-------- Material to process
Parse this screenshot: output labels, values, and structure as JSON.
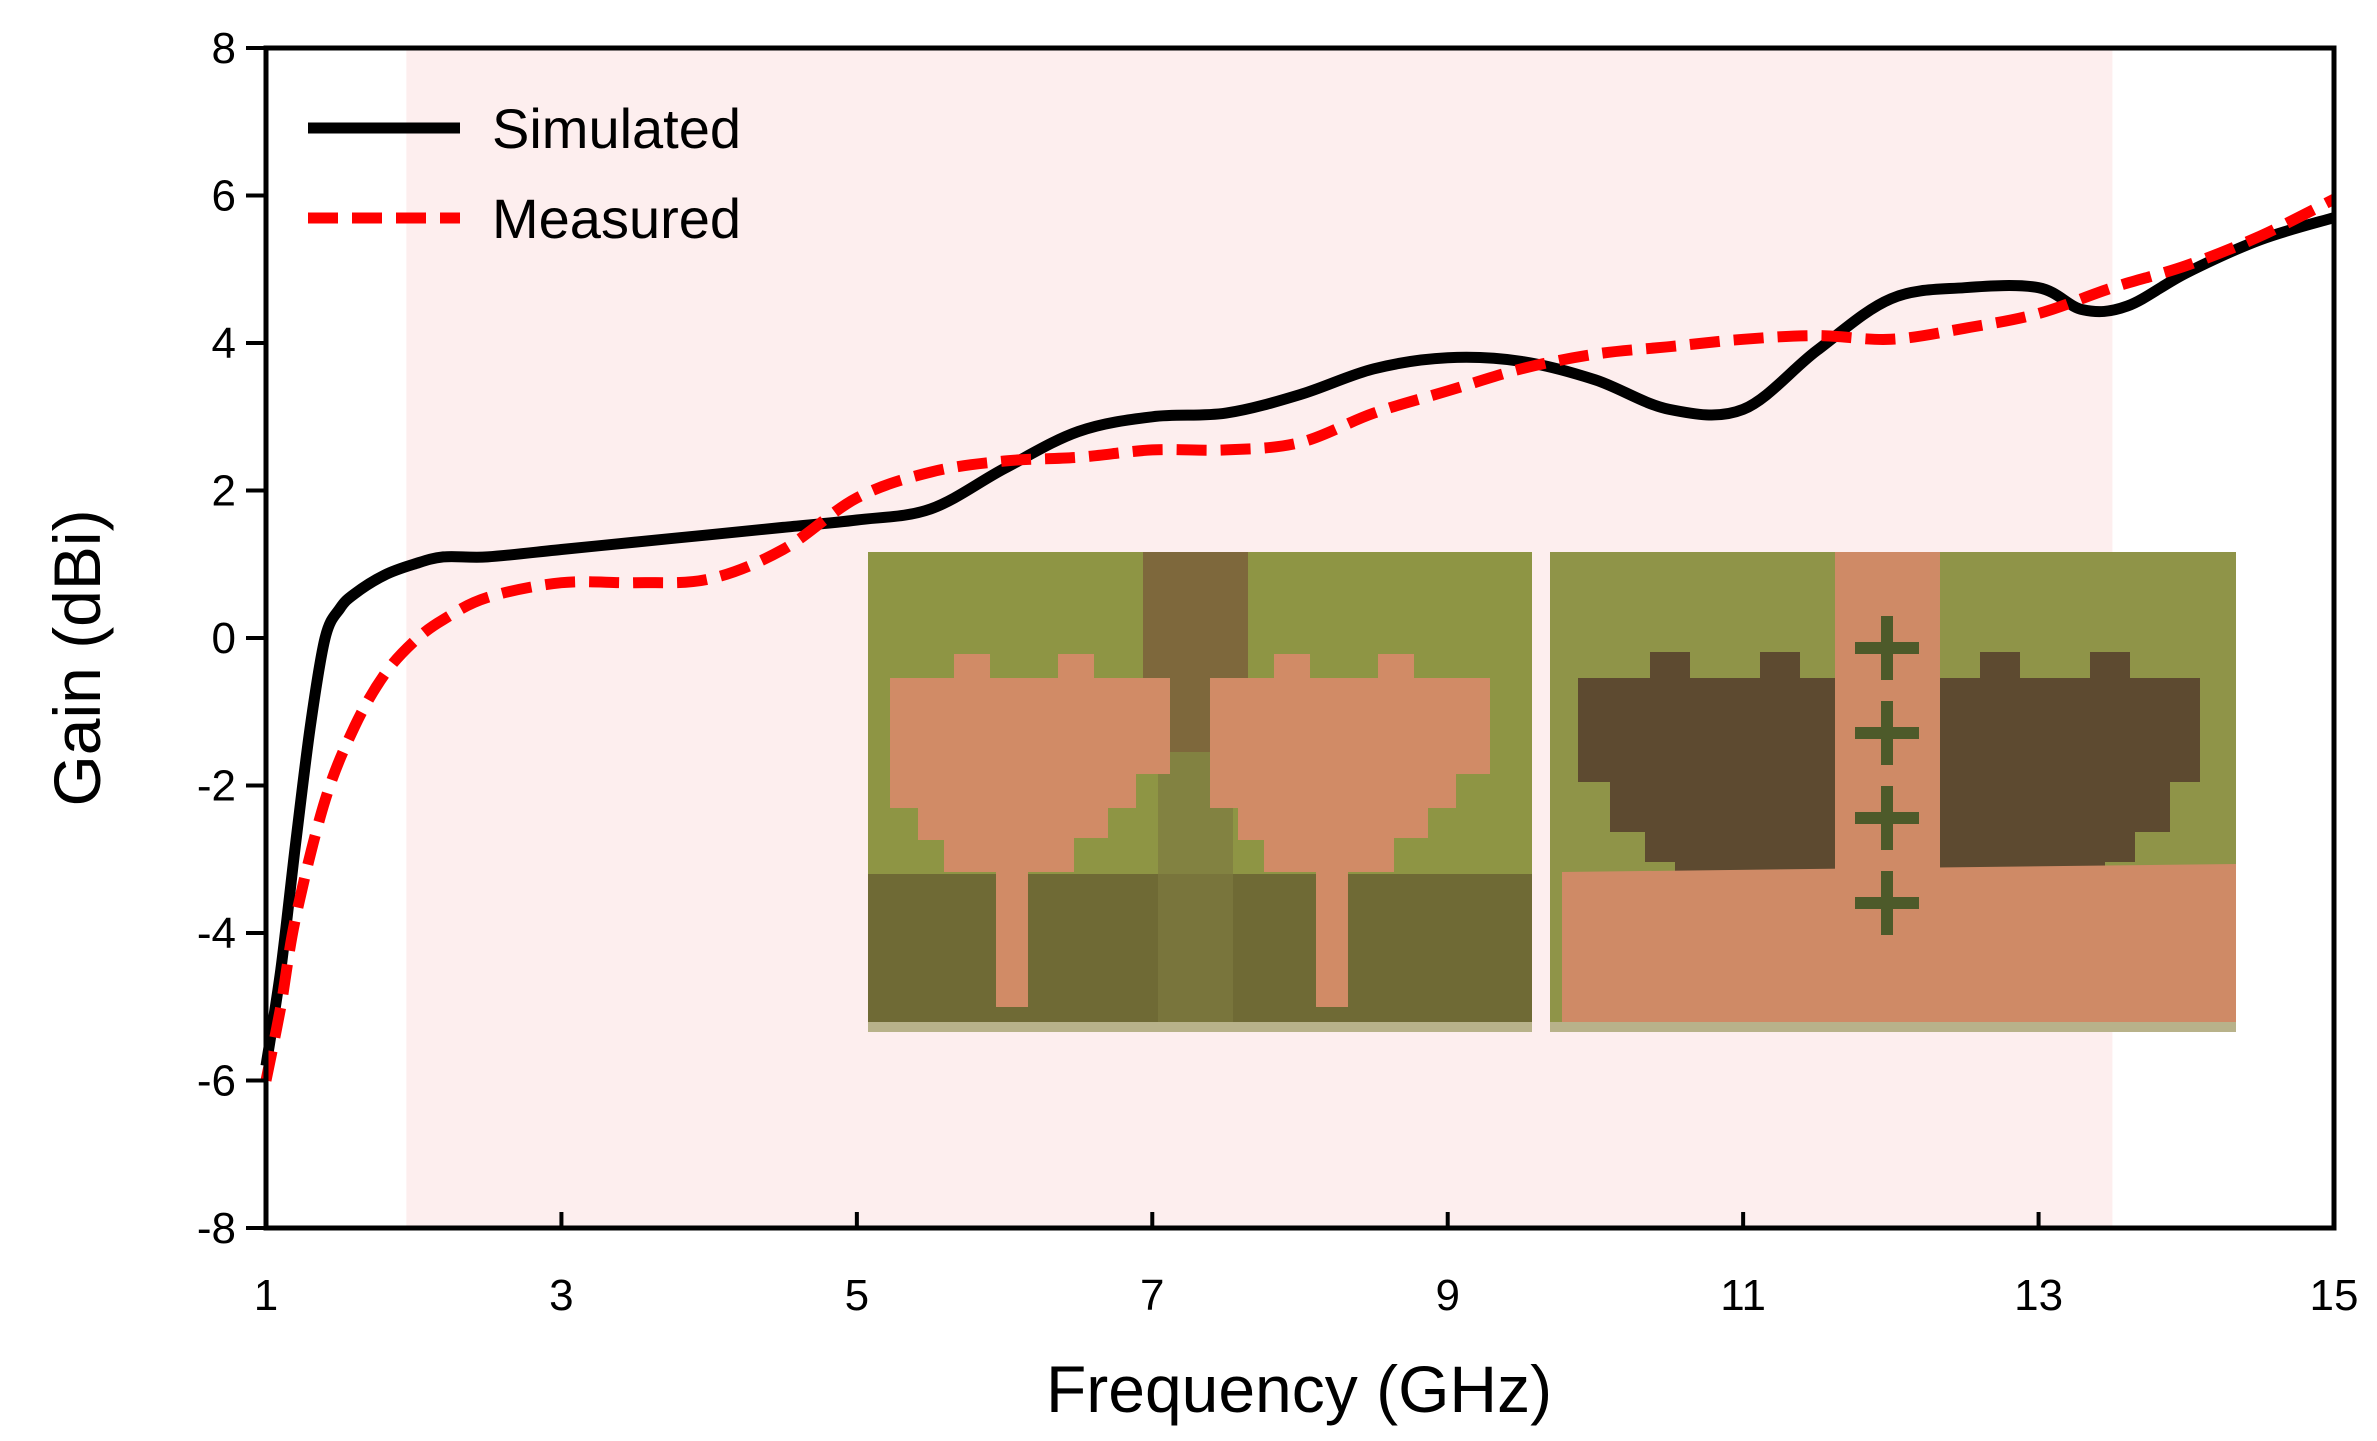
{
  "chart_data": {
    "type": "line",
    "xlabel": "Frequency (GHz)",
    "ylabel": "Gain (dBi)",
    "xlim": [
      1,
      15
    ],
    "ylim": [
      -8,
      8
    ],
    "xticks": [
      1,
      3,
      5,
      7,
      9,
      11,
      13,
      15
    ],
    "yticks": [
      -8,
      -6,
      -4,
      -2,
      0,
      2,
      4,
      6,
      8
    ],
    "legend_position": "top-left",
    "shaded_band": {
      "x_start": 1.95,
      "x_end": 13.5,
      "color": "#fdeeee"
    },
    "series": [
      {
        "name": "Simulated",
        "style": "solid",
        "color": "#000000",
        "x": [
          1,
          1.1,
          1.2,
          1.3,
          1.4,
          1.5,
          1.6,
          1.8,
          2.0,
          2.2,
          2.5,
          3,
          3.5,
          4,
          4.5,
          5,
          5.5,
          6,
          6.5,
          7,
          7.5,
          8,
          8.5,
          9,
          9.5,
          10,
          10.5,
          11,
          11.5,
          12,
          12.5,
          13,
          13.3,
          13.6,
          14,
          14.5,
          15
        ],
        "y": [
          -5.8,
          -4.5,
          -2.8,
          -1.2,
          0.0,
          0.4,
          0.6,
          0.85,
          1.0,
          1.1,
          1.1,
          1.2,
          1.3,
          1.4,
          1.5,
          1.6,
          1.75,
          2.3,
          2.8,
          3.0,
          3.05,
          3.3,
          3.65,
          3.8,
          3.75,
          3.5,
          3.1,
          3.1,
          3.9,
          4.6,
          4.75,
          4.75,
          4.45,
          4.5,
          4.95,
          5.4,
          5.7
        ]
      },
      {
        "name": "Measured",
        "style": "dashed",
        "color": "#ff0000",
        "x": [
          1,
          1.1,
          1.2,
          1.4,
          1.6,
          1.8,
          2.0,
          2.2,
          2.5,
          3,
          3.5,
          4,
          4.5,
          5,
          5.5,
          6,
          6.5,
          7,
          7.5,
          8,
          8.5,
          9,
          9.5,
          10,
          10.5,
          11,
          11.5,
          12,
          12.5,
          13,
          13.5,
          14,
          14.5,
          15
        ],
        "y": [
          -6.0,
          -5.0,
          -3.8,
          -2.2,
          -1.2,
          -0.5,
          -0.05,
          0.25,
          0.55,
          0.75,
          0.75,
          0.8,
          1.2,
          1.9,
          2.25,
          2.4,
          2.45,
          2.55,
          2.55,
          2.65,
          3.05,
          3.35,
          3.65,
          3.85,
          3.95,
          4.05,
          4.1,
          4.05,
          4.2,
          4.4,
          4.75,
          5.05,
          5.45,
          5.95
        ]
      }
    ]
  },
  "inset_photos": {
    "left_board": {
      "substrate_color": "#8f9448",
      "copper_color": "#cf8a66",
      "ground_color": "#6b6633"
    },
    "right_board": {
      "substrate_color": "#8f9448",
      "copper_color": "#cf8a66",
      "ground_color": "#5b4a30"
    }
  }
}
----------------
» Task description
Quote the records above in full, dropping each picture.

» Result of this task
Parse this screenshot: output labels, values, and structure as JSON.
{
  "chart_data": {
    "type": "line",
    "xlabel": "Frequency (GHz)",
    "ylabel": "Gain (dBi)",
    "xlim": [
      1,
      15
    ],
    "ylim": [
      -8,
      8
    ],
    "xticks": [
      1,
      3,
      5,
      7,
      9,
      11,
      13,
      15
    ],
    "yticks": [
      -8,
      -6,
      -4,
      -2,
      0,
      2,
      4,
      6,
      8
    ],
    "legend_position": "top-left",
    "shaded_band": {
      "x_start": 1.95,
      "x_end": 13.5,
      "color": "#fdeeee"
    },
    "series": [
      {
        "name": "Simulated",
        "style": "solid",
        "color": "#000000",
        "x": [
          1,
          1.1,
          1.2,
          1.3,
          1.4,
          1.5,
          1.6,
          1.8,
          2.0,
          2.2,
          2.5,
          3,
          3.5,
          4,
          4.5,
          5,
          5.5,
          6,
          6.5,
          7,
          7.5,
          8,
          8.5,
          9,
          9.5,
          10,
          10.5,
          11,
          11.5,
          12,
          12.5,
          13,
          13.3,
          13.6,
          14,
          14.5,
          15
        ],
        "y": [
          -5.8,
          -4.5,
          -2.8,
          -1.2,
          0.0,
          0.4,
          0.6,
          0.85,
          1.0,
          1.1,
          1.1,
          1.2,
          1.3,
          1.4,
          1.5,
          1.6,
          1.75,
          2.3,
          2.8,
          3.0,
          3.05,
          3.3,
          3.65,
          3.8,
          3.75,
          3.5,
          3.1,
          3.1,
          3.9,
          4.6,
          4.75,
          4.75,
          4.45,
          4.5,
          4.95,
          5.4,
          5.7
        ]
      },
      {
        "name": "Measured",
        "style": "dashed",
        "color": "#ff0000",
        "x": [
          1,
          1.1,
          1.2,
          1.4,
          1.6,
          1.8,
          2.0,
          2.2,
          2.5,
          3,
          3.5,
          4,
          4.5,
          5,
          5.5,
          6,
          6.5,
          7,
          7.5,
          8,
          8.5,
          9,
          9.5,
          10,
          10.5,
          11,
          11.5,
          12,
          12.5,
          13,
          13.5,
          14,
          14.5,
          15
        ],
        "y": [
          -6.0,
          -5.0,
          -3.8,
          -2.2,
          -1.2,
          -0.5,
          -0.05,
          0.25,
          0.55,
          0.75,
          0.75,
          0.8,
          1.2,
          1.9,
          2.25,
          2.4,
          2.45,
          2.55,
          2.55,
          2.65,
          3.05,
          3.35,
          3.65,
          3.85,
          3.95,
          4.05,
          4.1,
          4.05,
          4.2,
          4.4,
          4.75,
          5.05,
          5.45,
          5.95
        ]
      }
    ]
  },
  "inset_photos": {
    "left_board": {
      "substrate_color": "#8f9448",
      "copper_color": "#cf8a66",
      "ground_color": "#6b6633"
    },
    "right_board": {
      "substrate_color": "#8f9448",
      "copper_color": "#cf8a66",
      "ground_color": "#5b4a30"
    }
  }
}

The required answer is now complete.